The problem
Render each line of the rows below as a Markdown table with two columns: Line, holding the line's number, and Text, holding the line itself. Skip blank lines.

Supplied records
━━━

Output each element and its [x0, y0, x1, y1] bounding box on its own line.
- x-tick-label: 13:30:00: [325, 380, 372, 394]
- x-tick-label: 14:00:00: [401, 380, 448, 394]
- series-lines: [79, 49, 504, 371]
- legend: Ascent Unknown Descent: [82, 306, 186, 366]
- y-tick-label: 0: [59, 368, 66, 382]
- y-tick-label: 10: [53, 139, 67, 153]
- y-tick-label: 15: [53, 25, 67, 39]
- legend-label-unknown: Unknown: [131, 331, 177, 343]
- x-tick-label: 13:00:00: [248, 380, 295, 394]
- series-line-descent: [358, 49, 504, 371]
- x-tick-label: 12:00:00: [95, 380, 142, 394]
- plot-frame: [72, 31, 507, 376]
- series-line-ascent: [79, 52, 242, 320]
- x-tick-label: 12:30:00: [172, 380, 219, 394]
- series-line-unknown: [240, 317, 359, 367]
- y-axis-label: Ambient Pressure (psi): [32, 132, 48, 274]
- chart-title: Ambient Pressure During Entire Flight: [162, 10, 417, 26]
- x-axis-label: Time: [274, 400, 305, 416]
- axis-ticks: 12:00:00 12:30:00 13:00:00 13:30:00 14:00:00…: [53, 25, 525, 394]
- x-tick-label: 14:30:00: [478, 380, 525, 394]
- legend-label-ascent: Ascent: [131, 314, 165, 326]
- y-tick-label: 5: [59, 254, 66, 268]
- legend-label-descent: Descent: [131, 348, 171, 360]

━━━

Exercise solution
| Line | Text |
|---|---|
| 1 | Output each element and its [x0, y0, x1, y1] bounding box on its own line. |
| 2 | - x-tick-label: 13:30:00: [325, 380, 372, 394] |
| 3 | - x-tick-label: 14:00:00: [401, 380, 448, 394] |
| 4 | - series-lines: [79, 49, 504, 371] |
| 5 | - legend: Ascent Unknown Descent: [82, 306, 186, 366] |
| 6 | - y-tick-label: 0: [59, 368, 66, 382] |
| 7 | - y-tick-label: 10: [53, 139, 67, 153] |
| 8 | - y-tick-label: 15: [53, 25, 67, 39] |
| 9 | - legend-label-unknown: Unknown: [131, 331, 177, 343] |
| 10 | - x-tick-label: 13:00:00: [248, 380, 295, 394] |
| 11 | - series-line-descent: [358, 49, 504, 371] |
| 12 | - x-tick-label: 12:00:00: [95, 380, 142, 394] |
| 13 | - plot-frame: [72, 31, 507, 376] |
| 14 | - series-line-ascent: [79, 52, 242, 320] |
| 15 | - x-tick-label: 12:30:00: [172, 380, 219, 394] |
| 16 | - series-line-unknown: [240, 317, 359, 367] |
| 17 | - y-axis-label: Ambient Pressure (psi): [32, 132, 48, 274] |
| 18 | - chart-title: Ambient Pressure During Entire Flight: [162, 10, 417, 26] |
| 19 | - x-axis-label: Time: [274, 400, 305, 416] |
| 20 | - axis-ticks: 12:00:00 12:30:00 13:00:00 13:30:00 14:00:00…: [53, 25, 525, 394] |
| 21 | - x-tick-label: 14:30:00: [478, 380, 525, 394] |
| 22 | - legend-label-ascent: Ascent: [131, 314, 165, 326] |
| 23 | - y-tick-label: 5: [59, 254, 66, 268] |
| 24 | - legend-label-descent: Descent: [131, 348, 171, 360] |